[Start of RECORDS FOR THIS EXERCISE]
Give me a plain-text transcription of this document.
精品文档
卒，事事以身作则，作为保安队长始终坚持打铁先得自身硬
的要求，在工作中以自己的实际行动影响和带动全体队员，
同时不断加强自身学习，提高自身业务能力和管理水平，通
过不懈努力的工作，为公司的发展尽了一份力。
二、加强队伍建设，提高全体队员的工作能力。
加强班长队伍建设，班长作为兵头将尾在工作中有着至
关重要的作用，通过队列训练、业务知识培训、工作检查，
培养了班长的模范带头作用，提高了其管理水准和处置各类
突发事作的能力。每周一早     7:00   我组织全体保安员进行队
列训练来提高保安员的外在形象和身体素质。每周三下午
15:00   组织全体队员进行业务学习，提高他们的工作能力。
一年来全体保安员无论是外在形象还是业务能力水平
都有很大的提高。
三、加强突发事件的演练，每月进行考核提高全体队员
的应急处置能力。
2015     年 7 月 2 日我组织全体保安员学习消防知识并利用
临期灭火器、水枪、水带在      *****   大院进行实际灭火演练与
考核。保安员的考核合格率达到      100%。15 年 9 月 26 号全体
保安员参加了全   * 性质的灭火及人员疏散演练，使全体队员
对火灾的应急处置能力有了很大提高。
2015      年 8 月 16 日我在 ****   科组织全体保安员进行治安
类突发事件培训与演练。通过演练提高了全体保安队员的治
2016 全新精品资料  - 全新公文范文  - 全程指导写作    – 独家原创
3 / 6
[End of RECORDS FOR THIS EXERCISE]
> YOUR GOAL:
Restate the listing in full, word for word.

> THE COMPLETED TASK:
Give me a plain-text transcription of this document.
精品文档
卒，事事以身作则，作为保安队长始终坚持打铁先得自身硬
的要求，在工作中以自己的实际行动影响和带动全体队员，
同时不断加强自身学习，提高自身业务能力和管理水平，通
过不懈努力的工作，为公司的发展尽了一份力。
二、加强队伍建设，提高全体队员的工作能力。
加强班长队伍建设，班长作为兵头将尾在工作中有着至
关重要的作用，通过队列训练、业务知识培训、工作检查，
培养了班长的模范带头作用，提高了其管理水准和处置各类
突发事作的能力。每周一早     7:00   我组织全体保安员进行队
列训练来提高保安员的外在形象和身体素质。每周三下午
15:00   组织全体队员进行业务学习，提高他们的工作能力。
一年来全体保安员无论是外在形象还是业务能力水平
都有很大的提高。
三、加强突发事件的演练，每月进行考核提高全体队员
的应急处置能力。
2015     年 7 月 2 日我组织全体保安员学习消防知识并利用
临期灭火器、水枪、水带在      *****   大院进行实际灭火演练与
考核。保安员的考核合格率达到      100%。15 年 9 月 26 号全体
保安员参加了全   * 性质的灭火及人员疏散演练，使全体队员
对火灾的应急处置能力有了很大提高。
2015      年 8 月 16 日我在 ****   科组织全体保安员进行治安
类突发事件培训与演练。通过演练提高了全体保安队员的治
2016 全新精品资料  - 全新公文范文  - 全程指导写作    – 独家原创
3 / 6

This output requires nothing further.